WRITTEN REQUEST:
Write out the listing beneath this instruction in its entirety, exactly as it reads.

SUPPLIED INFORMATION:

--- Start ---

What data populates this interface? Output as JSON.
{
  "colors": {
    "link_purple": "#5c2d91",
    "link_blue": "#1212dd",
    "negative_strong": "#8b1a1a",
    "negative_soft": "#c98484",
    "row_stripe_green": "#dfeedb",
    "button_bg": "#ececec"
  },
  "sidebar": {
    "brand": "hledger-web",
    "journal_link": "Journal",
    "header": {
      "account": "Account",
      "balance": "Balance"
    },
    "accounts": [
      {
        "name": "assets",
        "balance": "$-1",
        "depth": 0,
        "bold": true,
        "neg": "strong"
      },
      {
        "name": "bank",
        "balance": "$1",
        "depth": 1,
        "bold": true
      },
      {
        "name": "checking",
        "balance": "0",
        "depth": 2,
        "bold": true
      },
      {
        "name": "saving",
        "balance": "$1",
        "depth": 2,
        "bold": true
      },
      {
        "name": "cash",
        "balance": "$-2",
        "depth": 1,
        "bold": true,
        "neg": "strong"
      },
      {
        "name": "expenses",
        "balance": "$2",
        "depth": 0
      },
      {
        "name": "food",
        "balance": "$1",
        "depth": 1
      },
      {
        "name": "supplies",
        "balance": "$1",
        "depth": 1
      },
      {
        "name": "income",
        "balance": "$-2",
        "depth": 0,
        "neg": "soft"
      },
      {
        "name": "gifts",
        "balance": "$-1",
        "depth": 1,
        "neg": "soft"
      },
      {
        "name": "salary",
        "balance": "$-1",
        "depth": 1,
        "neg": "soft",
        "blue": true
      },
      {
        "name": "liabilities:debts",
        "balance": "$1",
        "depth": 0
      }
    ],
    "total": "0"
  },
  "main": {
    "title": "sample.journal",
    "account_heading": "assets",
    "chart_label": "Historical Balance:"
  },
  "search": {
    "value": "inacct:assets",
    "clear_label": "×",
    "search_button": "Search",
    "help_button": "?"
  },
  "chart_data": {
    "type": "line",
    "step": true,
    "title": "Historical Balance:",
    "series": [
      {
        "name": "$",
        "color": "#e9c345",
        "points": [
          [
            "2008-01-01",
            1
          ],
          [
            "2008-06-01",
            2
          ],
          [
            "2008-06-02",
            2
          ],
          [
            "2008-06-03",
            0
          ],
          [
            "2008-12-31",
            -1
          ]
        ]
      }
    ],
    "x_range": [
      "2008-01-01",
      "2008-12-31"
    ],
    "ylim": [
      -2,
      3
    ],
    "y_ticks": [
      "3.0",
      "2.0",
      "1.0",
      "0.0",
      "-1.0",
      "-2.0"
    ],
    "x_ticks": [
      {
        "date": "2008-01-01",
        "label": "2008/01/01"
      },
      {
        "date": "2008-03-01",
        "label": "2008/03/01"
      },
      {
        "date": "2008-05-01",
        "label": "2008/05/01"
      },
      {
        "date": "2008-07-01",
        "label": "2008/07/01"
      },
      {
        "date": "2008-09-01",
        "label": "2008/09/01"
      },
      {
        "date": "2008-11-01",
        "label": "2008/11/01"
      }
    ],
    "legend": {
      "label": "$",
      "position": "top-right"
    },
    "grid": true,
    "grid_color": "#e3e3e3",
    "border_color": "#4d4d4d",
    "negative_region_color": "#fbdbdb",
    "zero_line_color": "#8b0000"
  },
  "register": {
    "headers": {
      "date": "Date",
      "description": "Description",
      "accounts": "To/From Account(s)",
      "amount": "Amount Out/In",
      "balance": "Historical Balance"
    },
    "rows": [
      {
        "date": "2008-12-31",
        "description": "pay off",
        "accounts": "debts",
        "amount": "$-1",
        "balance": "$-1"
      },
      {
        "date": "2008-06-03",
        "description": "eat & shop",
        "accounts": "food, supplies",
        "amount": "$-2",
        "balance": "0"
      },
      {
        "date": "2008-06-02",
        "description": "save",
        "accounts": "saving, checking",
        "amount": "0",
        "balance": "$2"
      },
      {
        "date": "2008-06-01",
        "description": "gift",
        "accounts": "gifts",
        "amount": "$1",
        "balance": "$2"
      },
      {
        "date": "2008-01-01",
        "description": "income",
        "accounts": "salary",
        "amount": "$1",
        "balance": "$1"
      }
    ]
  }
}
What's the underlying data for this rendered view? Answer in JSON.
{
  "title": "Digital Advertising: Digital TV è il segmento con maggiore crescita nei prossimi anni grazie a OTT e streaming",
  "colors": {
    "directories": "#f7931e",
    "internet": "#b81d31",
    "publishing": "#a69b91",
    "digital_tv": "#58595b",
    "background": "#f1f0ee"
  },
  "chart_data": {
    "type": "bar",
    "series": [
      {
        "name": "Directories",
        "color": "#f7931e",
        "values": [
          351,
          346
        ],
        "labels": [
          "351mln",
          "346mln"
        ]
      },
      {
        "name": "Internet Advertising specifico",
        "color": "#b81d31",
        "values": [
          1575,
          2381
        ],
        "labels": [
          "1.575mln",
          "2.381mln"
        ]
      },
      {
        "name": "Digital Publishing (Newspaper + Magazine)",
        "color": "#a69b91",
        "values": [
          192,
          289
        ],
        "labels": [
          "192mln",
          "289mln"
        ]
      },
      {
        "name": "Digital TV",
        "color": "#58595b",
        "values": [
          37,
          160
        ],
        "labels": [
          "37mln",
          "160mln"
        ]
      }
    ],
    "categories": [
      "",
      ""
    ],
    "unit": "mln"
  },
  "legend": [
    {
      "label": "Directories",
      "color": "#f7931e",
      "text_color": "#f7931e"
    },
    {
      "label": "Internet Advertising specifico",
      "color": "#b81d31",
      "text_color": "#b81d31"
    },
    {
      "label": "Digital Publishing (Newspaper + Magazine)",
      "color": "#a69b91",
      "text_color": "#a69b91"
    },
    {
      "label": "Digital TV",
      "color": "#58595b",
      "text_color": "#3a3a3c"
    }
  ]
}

--- End ---

RESULT OF THIS EXERCISE:
What data populates this interface? Output as JSON.
{
  "colors": {
    "link_purple": "#5c2d91",
    "link_blue": "#1212dd",
    "negative_strong": "#8b1a1a",
    "negative_soft": "#c98484",
    "row_stripe_green": "#dfeedb",
    "button_bg": "#ececec"
  },
  "sidebar": {
    "brand": "hledger-web",
    "journal_link": "Journal",
    "header": {
      "account": "Account",
      "balance": "Balance"
    },
    "accounts": [
      {
        "name": "assets",
        "balance": "$-1",
        "depth": 0,
        "bold": true,
        "neg": "strong"
      },
      {
        "name": "bank",
        "balance": "$1",
        "depth": 1,
        "bold": true
      },
      {
        "name": "checking",
        "balance": "0",
        "depth": 2,
        "bold": true
      },
      {
        "name": "saving",
        "balance": "$1",
        "depth": 2,
        "bold": true
      },
      {
        "name": "cash",
        "balance": "$-2",
        "depth": 1,
        "bold": true,
        "neg": "strong"
      },
      {
        "name": "expenses",
        "balance": "$2",
        "depth": 0
      },
      {
        "name": "food",
        "balance": "$1",
        "depth": 1
      },
      {
        "name": "supplies",
        "balance": "$1",
        "depth": 1
      },
      {
        "name": "income",
        "balance": "$-2",
        "depth": 0,
        "neg": "soft"
      },
      {
        "name": "gifts",
        "balance": "$-1",
        "depth": 1,
        "neg": "soft"
      },
      {
        "name": "salary",
        "balance": "$-1",
        "depth": 1,
        "neg": "soft",
        "blue": true
      },
      {
        "name": "liabilities:debts",
        "balance": "$1",
        "depth": 0
      }
    ],
    "total": "0"
  },
  "main": {
    "title": "sample.journal",
    "account_heading": "assets",
    "chart_label": "Historical Balance:"
  },
  "search": {
    "value": "inacct:assets",
    "clear_label": "×",
    "search_button": "Search",
    "help_button": "?"
  },
  "chart_data": {
    "type": "line",
    "step": true,
    "title": "Historical Balance:",
    "series": [
      {
        "name": "$",
        "color": "#e9c345",
        "points": [
          [
            "2008-01-01",
            1
          ],
          [
            "2008-06-01",
            2
          ],
          [
            "2008-06-02",
            2
          ],
          [
            "2008-06-03",
            0
          ],
          [
            "2008-12-31",
            -1
          ]
        ]
      }
    ],
    "x_range": [
      "2008-01-01",
      "2008-12-31"
    ],
    "ylim": [
      -2,
      3
    ],
    "y_ticks": [
      "3.0",
      "2.0",
      "1.0",
      "0.0",
      "-1.0",
      "-2.0"
    ],
    "x_ticks": [
      {
        "date": "2008-01-01",
        "label": "2008/01/01"
      },
      {
        "date": "2008-03-01",
        "label": "2008/03/01"
      },
      {
        "date": "2008-05-01",
        "label": "2008/05/01"
      },
      {
        "date": "2008-07-01",
        "label": "2008/07/01"
      },
      {
        "date": "2008-09-01",
        "label": "2008/09/01"
      },
      {
        "date": "2008-11-01",
        "label": "2008/11/01"
      }
    ],
    "legend": {
      "label": "$",
      "position": "top-right"
    },
    "grid": true,
    "grid_color": "#e3e3e3",
    "border_color": "#4d4d4d",
    "negative_region_color": "#fbdbdb",
    "zero_line_color": "#8b0000"
  },
  "register": {
    "headers": {
      "date": "Date",
      "description": "Description",
      "accounts": "To/From Account(s)",
      "amount": "Amount Out/In",
      "balance": "Historical Balance"
    },
    "rows": [
      {
        "date": "2008-12-31",
        "description": "pay off",
        "accounts": "debts",
        "amount": "$-1",
        "balance": "$-1"
      },
      {
        "date": "2008-06-03",
        "description": "eat & shop",
        "accounts": "food, supplies",
        "amount": "$-2",
        "balance": "0"
      },
      {
        "date": "2008-06-02",
        "description": "save",
        "accounts": "saving, checking",
        "amount": "0",
        "balance": "$2"
      },
      {
        "date": "2008-06-01",
        "description": "gift",
        "accounts": "gifts",
        "amount": "$1",
        "balance": "$2"
      },
      {
        "date": "2008-01-01",
        "description": "income",
        "accounts": "salary",
        "amount": "$1",
        "balance": "$1"
      }
    ]
  }
}
What's the underlying data for this rendered view? Answer in JSON.
{
  "title": "Digital Advertising: Digital TV è il segmento con maggiore crescita nei prossimi anni grazie a OTT e streaming",
  "colors": {
    "directories": "#f7931e",
    "internet": "#b81d31",
    "publishing": "#a69b91",
    "digital_tv": "#58595b",
    "background": "#f1f0ee"
  },
  "chart_data": {
    "type": "bar",
    "series": [
      {
        "name": "Directories",
        "color": "#f7931e",
        "values": [
          351,
          346
        ],
        "labels": [
          "351mln",
          "346mln"
        ]
      },
      {
        "name": "Internet Advertising specifico",
        "color": "#b81d31",
        "values": [
          1575,
          2381
        ],
        "labels": [
          "1.575mln",
          "2.381mln"
        ]
      },
      {
        "name": "Digital Publishing (Newspaper + Magazine)",
        "color": "#a69b91",
        "values": [
          192,
          289
        ],
        "labels": [
          "192mln",
          "289mln"
        ]
      },
      {
        "name": "Digital TV",
        "color": "#58595b",
        "values": [
          37,
          160
        ],
        "labels": [
          "37mln",
          "160mln"
        ]
      }
    ],
    "categories": [
      "",
      ""
    ],
    "unit": "mln"
  },
  "legend": [
    {
      "label": "Directories",
      "color": "#f7931e",
      "text_color": "#f7931e"
    },
    {
      "label": "Internet Advertising specifico",
      "color": "#b81d31",
      "text_color": "#b81d31"
    },
    {
      "label": "Digital Publishing (Newspaper + Magazine)",
      "color": "#a69b91",
      "text_color": "#a69b91"
    },
    {
      "label": "Digital TV",
      "color": "#58595b",
      "text_color": "#3a3a3c"
    }
  ]
}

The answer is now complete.